How many lines of the data include the string "Irak"? State the number and nothing else.
[Start]
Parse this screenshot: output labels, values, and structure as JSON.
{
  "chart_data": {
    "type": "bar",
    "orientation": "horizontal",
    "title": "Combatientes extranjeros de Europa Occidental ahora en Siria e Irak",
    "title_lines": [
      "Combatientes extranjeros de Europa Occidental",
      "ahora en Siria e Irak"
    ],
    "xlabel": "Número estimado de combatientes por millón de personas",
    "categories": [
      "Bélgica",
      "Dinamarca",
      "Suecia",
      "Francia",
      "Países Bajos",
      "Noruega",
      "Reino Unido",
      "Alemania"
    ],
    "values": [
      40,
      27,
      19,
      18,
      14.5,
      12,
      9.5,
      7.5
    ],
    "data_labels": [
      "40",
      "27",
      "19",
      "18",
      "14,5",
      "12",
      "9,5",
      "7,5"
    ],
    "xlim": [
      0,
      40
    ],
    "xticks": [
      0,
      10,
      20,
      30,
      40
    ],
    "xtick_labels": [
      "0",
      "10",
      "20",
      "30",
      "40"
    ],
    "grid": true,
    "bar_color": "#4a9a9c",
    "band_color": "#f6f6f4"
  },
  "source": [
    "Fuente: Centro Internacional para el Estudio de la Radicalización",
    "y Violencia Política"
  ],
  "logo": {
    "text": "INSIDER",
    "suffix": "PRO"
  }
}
[End]
= THE RESPONSE =
2